Pictures do not belong in the copy; quote every entry below exactly.
[Begin Given information]
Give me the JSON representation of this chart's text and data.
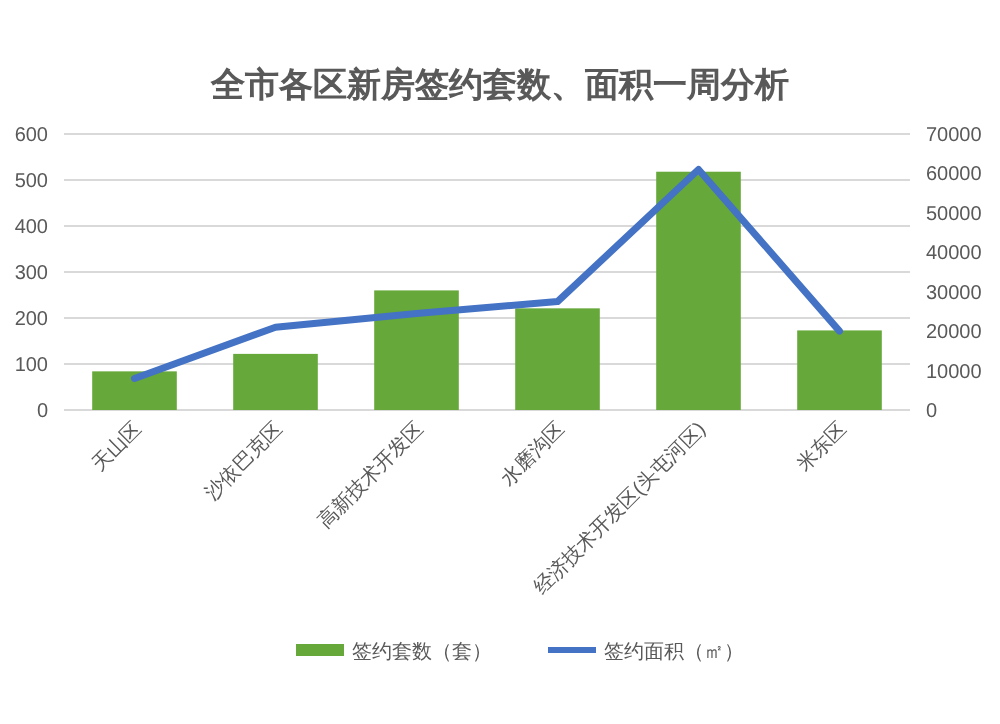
{
  "chart_data": {
    "type": "bar",
    "title": "全市各区新房签约套数、面积一周分析",
    "categories": [
      "天山区",
      "沙依巴克区",
      "高新技术开发区",
      "水磨沟区",
      "经济技术开发区(头屯河区)",
      "米东区"
    ],
    "series": [
      {
        "name": "签约套数（套）",
        "color": "#67a83a",
        "values": [
          84,
          122,
          260,
          221,
          518,
          173
        ]
      },
      {
        "name": "签约面积（㎡）",
        "color": "#4472c4",
        "type": "line",
        "axis": "y2",
        "values": [
          8000,
          21000,
          24500,
          27500,
          61000,
          20000
        ]
      }
    ],
    "ylim": [
      0,
      600
    ],
    "yticks": [
      0,
      100,
      200,
      300,
      400,
      500,
      600
    ],
    "y2lim": [
      0,
      70000
    ],
    "y2ticks": [
      0,
      10000,
      20000,
      30000,
      40000,
      50000,
      60000,
      70000
    ],
    "grid": "y",
    "legend": "bottom"
  }
}
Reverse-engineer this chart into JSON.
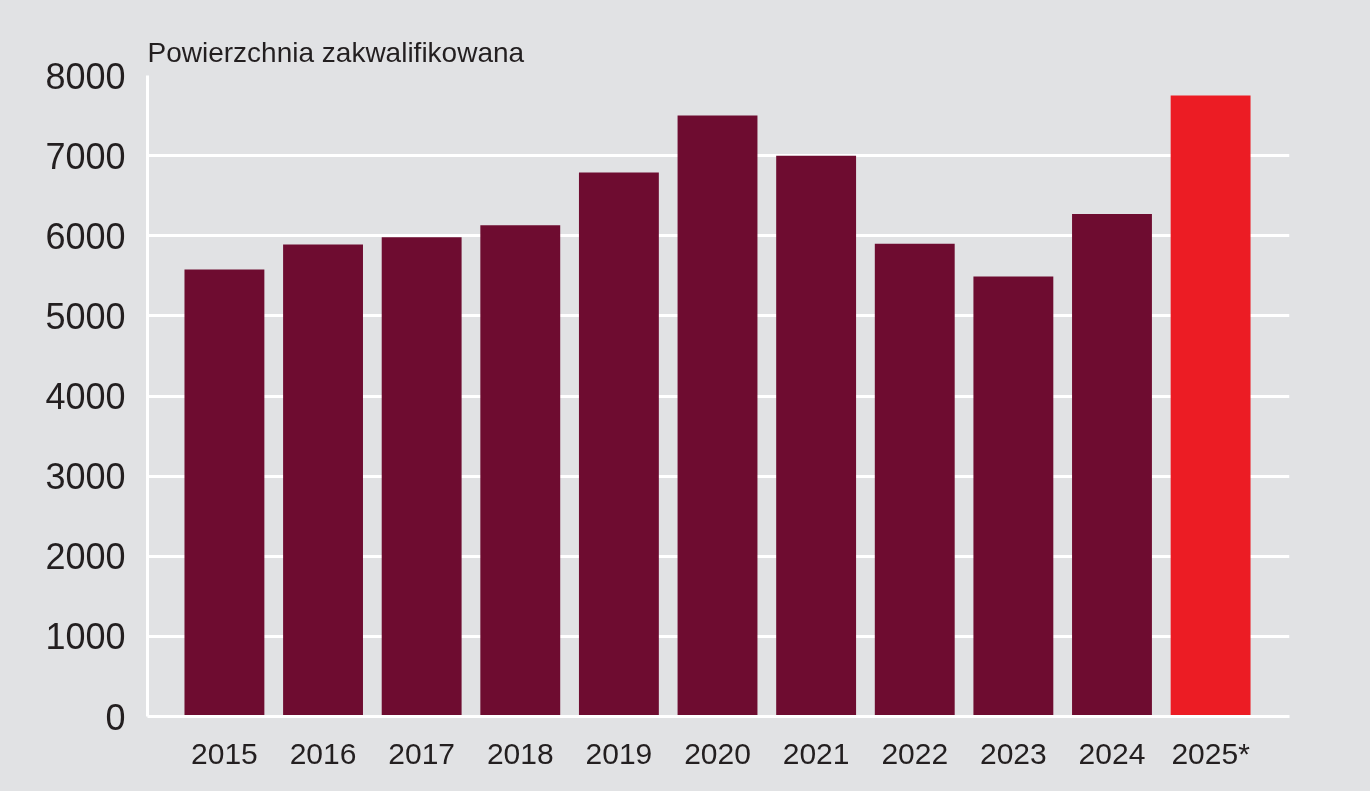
{
  "chart_data": {
    "type": "bar",
    "ylabel": "Powierzchnia zakwalifikowana",
    "categories": [
      "2015",
      "2016",
      "2017",
      "2018",
      "2019",
      "2020",
      "2021",
      "2022",
      "2023",
      "2024",
      "2025*"
    ],
    "values": [
      5580,
      5890,
      5980,
      6130,
      6790,
      7500,
      7000,
      5900,
      5490,
      6270,
      7750
    ],
    "colors": [
      "#6e0c30",
      "#6e0c30",
      "#6e0c30",
      "#6e0c30",
      "#6e0c30",
      "#6e0c30",
      "#6e0c30",
      "#6e0c30",
      "#6e0c30",
      "#6e0c30",
      "#ec1c24"
    ],
    "ylim": [
      0,
      8000
    ],
    "yticks": [
      0,
      1000,
      2000,
      3000,
      4000,
      5000,
      6000,
      7000,
      8000
    ],
    "grid": "y"
  }
}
[End Given information]
- Answer to the task:
Give me the JSON representation of this chart's text and data.
{
  "chart_data": {
    "type": "bar",
    "title": "全市各区新房签约套数、面积一周分析",
    "categories": [
      "天山区",
      "沙依巴克区",
      "高新技术开发区",
      "水磨沟区",
      "经济技术开发区(头屯河区)",
      "米东区"
    ],
    "series": [
      {
        "name": "签约套数（套）",
        "color": "#67a83a",
        "values": [
          84,
          122,
          260,
          221,
          518,
          173
        ]
      },
      {
        "name": "签约面积（㎡）",
        "color": "#4472c4",
        "type": "line",
        "axis": "y2",
        "values": [
          8000,
          21000,
          24500,
          27500,
          61000,
          20000
        ]
      }
    ],
    "ylim": [
      0,
      600
    ],
    "yticks": [
      0,
      100,
      200,
      300,
      400,
      500,
      600
    ],
    "y2lim": [
      0,
      70000
    ],
    "y2ticks": [
      0,
      10000,
      20000,
      30000,
      40000,
      50000,
      60000,
      70000
    ],
    "grid": "y",
    "legend": "bottom"
  }
}
Reverse-engineer this chart into JSON.
{
  "chart_data": {
    "type": "bar",
    "ylabel": "Powierzchnia zakwalifikowana",
    "categories": [
      "2015",
      "2016",
      "2017",
      "2018",
      "2019",
      "2020",
      "2021",
      "2022",
      "2023",
      "2024",
      "2025*"
    ],
    "values": [
      5580,
      5890,
      5980,
      6130,
      6790,
      7500,
      7000,
      5900,
      5490,
      6270,
      7750
    ],
    "colors": [
      "#6e0c30",
      "#6e0c30",
      "#6e0c30",
      "#6e0c30",
      "#6e0c30",
      "#6e0c30",
      "#6e0c30",
      "#6e0c30",
      "#6e0c30",
      "#6e0c30",
      "#ec1c24"
    ],
    "ylim": [
      0,
      8000
    ],
    "yticks": [
      0,
      1000,
      2000,
      3000,
      4000,
      5000,
      6000,
      7000,
      8000
    ],
    "grid": "y"
  }
}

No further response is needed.